Instructions to follow
Can you retype every record below exactly as written?
##### Data for processing #####
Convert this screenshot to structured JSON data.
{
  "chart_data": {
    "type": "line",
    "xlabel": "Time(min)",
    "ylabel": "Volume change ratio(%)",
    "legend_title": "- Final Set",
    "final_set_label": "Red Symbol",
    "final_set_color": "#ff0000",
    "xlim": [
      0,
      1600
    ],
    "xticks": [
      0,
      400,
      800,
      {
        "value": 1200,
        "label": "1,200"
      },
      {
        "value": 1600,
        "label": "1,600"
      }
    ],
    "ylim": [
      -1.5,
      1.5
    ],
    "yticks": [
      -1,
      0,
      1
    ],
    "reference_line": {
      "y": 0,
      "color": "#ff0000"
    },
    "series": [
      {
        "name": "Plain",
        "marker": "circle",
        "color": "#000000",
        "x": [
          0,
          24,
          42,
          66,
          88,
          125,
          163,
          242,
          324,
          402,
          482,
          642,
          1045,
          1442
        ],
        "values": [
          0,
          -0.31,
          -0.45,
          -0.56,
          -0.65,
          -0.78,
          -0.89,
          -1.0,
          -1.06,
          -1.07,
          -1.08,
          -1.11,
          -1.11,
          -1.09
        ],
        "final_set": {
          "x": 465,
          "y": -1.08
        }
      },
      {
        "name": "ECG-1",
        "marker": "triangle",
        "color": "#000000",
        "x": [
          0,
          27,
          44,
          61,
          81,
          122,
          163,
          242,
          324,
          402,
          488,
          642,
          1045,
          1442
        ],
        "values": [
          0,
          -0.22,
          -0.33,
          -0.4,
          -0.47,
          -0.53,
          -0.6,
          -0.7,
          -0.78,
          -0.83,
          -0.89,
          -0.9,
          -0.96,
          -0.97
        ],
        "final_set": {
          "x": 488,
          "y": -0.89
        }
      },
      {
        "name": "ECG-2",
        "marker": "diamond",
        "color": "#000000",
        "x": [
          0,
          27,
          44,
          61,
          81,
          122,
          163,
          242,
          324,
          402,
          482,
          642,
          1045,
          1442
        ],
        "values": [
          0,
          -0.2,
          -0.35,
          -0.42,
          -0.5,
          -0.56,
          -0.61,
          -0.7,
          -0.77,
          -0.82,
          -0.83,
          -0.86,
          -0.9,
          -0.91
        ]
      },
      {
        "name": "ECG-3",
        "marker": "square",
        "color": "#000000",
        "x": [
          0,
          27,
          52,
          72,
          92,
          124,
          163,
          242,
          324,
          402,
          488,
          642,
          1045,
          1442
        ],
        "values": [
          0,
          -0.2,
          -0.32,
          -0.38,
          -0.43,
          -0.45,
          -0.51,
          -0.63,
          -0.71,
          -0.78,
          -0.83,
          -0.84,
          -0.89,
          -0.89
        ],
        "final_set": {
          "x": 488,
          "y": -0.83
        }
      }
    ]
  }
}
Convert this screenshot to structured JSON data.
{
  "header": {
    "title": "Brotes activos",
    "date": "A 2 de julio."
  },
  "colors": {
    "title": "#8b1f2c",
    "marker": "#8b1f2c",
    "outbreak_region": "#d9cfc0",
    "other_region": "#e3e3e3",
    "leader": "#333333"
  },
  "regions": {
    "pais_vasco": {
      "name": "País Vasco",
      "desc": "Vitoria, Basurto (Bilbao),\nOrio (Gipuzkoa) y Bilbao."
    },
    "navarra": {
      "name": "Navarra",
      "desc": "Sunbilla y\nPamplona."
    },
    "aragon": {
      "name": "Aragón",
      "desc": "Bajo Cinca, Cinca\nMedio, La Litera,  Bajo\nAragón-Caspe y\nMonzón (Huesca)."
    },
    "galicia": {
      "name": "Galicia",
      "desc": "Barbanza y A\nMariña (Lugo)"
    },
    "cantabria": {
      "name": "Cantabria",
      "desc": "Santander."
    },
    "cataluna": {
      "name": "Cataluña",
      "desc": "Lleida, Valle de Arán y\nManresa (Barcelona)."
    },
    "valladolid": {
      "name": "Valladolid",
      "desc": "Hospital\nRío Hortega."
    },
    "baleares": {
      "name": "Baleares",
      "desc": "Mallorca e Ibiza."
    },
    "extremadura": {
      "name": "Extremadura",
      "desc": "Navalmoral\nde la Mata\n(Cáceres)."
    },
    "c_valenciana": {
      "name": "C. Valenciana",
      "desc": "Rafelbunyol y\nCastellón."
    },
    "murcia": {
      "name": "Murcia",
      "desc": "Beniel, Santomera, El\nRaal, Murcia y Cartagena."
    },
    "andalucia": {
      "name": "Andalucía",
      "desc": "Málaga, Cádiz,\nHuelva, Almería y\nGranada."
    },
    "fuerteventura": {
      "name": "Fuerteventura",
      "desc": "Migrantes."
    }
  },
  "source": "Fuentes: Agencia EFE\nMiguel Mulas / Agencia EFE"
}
#####
Correct response
Convert this screenshot to structured JSON data.
{
  "chart_data": {
    "type": "line",
    "xlabel": "Time(min)",
    "ylabel": "Volume change ratio(%)",
    "legend_title": "- Final Set",
    "final_set_label": "Red Symbol",
    "final_set_color": "#ff0000",
    "xlim": [
      0,
      1600
    ],
    "xticks": [
      0,
      400,
      800,
      {
        "value": 1200,
        "label": "1,200"
      },
      {
        "value": 1600,
        "label": "1,600"
      }
    ],
    "ylim": [
      -1.5,
      1.5
    ],
    "yticks": [
      -1,
      0,
      1
    ],
    "reference_line": {
      "y": 0,
      "color": "#ff0000"
    },
    "series": [
      {
        "name": "Plain",
        "marker": "circle",
        "color": "#000000",
        "x": [
          0,
          24,
          42,
          66,
          88,
          125,
          163,
          242,
          324,
          402,
          482,
          642,
          1045,
          1442
        ],
        "values": [
          0,
          -0.31,
          -0.45,
          -0.56,
          -0.65,
          -0.78,
          -0.89,
          -1.0,
          -1.06,
          -1.07,
          -1.08,
          -1.11,
          -1.11,
          -1.09
        ],
        "final_set": {
          "x": 465,
          "y": -1.08
        }
      },
      {
        "name": "ECG-1",
        "marker": "triangle",
        "color": "#000000",
        "x": [
          0,
          27,
          44,
          61,
          81,
          122,
          163,
          242,
          324,
          402,
          488,
          642,
          1045,
          1442
        ],
        "values": [
          0,
          -0.22,
          -0.33,
          -0.4,
          -0.47,
          -0.53,
          -0.6,
          -0.7,
          -0.78,
          -0.83,
          -0.89,
          -0.9,
          -0.96,
          -0.97
        ],
        "final_set": {
          "x": 488,
          "y": -0.89
        }
      },
      {
        "name": "ECG-2",
        "marker": "diamond",
        "color": "#000000",
        "x": [
          0,
          27,
          44,
          61,
          81,
          122,
          163,
          242,
          324,
          402,
          482,
          642,
          1045,
          1442
        ],
        "values": [
          0,
          -0.2,
          -0.35,
          -0.42,
          -0.5,
          -0.56,
          -0.61,
          -0.7,
          -0.77,
          -0.82,
          -0.83,
          -0.86,
          -0.9,
          -0.91
        ]
      },
      {
        "name": "ECG-3",
        "marker": "square",
        "color": "#000000",
        "x": [
          0,
          27,
          52,
          72,
          92,
          124,
          163,
          242,
          324,
          402,
          488,
          642,
          1045,
          1442
        ],
        "values": [
          0,
          -0.2,
          -0.32,
          -0.38,
          -0.43,
          -0.45,
          -0.51,
          -0.63,
          -0.71,
          -0.78,
          -0.83,
          -0.84,
          -0.89,
          -0.89
        ],
        "final_set": {
          "x": 488,
          "y": -0.83
        }
      }
    ]
  }
}
Convert this screenshot to structured JSON data.
{
  "header": {
    "title": "Brotes activos",
    "date": "A 2 de julio."
  },
  "colors": {
    "title": "#8b1f2c",
    "marker": "#8b1f2c",
    "outbreak_region": "#d9cfc0",
    "other_region": "#e3e3e3",
    "leader": "#333333"
  },
  "regions": {
    "pais_vasco": {
      "name": "País Vasco",
      "desc": "Vitoria, Basurto (Bilbao),\nOrio (Gipuzkoa) y Bilbao."
    },
    "navarra": {
      "name": "Navarra",
      "desc": "Sunbilla y\nPamplona."
    },
    "aragon": {
      "name": "Aragón",
      "desc": "Bajo Cinca, Cinca\nMedio, La Litera,  Bajo\nAragón-Caspe y\nMonzón (Huesca)."
    },
    "galicia": {
      "name": "Galicia",
      "desc": "Barbanza y A\nMariña (Lugo)"
    },
    "cantabria": {
      "name": "Cantabria",
      "desc": "Santander."
    },
    "cataluna": {
      "name": "Cataluña",
      "desc": "Lleida, Valle de Arán y\nManresa (Barcelona)."
    },
    "valladolid": {
      "name": "Valladolid",
      "desc": "Hospital\nRío Hortega."
    },
    "baleares": {
      "name": "Baleares",
      "desc": "Mallorca e Ibiza."
    },
    "extremadura": {
      "name": "Extremadura",
      "desc": "Navalmoral\nde la Mata\n(Cáceres)."
    },
    "c_valenciana": {
      "name": "C. Valenciana",
      "desc": "Rafelbunyol y\nCastellón."
    },
    "murcia": {
      "name": "Murcia",
      "desc": "Beniel, Santomera, El\nRaal, Murcia y Cartagena."
    },
    "andalucia": {
      "name": "Andalucía",
      "desc": "Málaga, Cádiz,\nHuelva, Almería y\nGranada."
    },
    "fuerteventura": {
      "name": "Fuerteventura",
      "desc": "Migrantes."
    }
  },
  "source": "Fuentes: Agencia EFE\nMiguel Mulas / Agencia EFE"
}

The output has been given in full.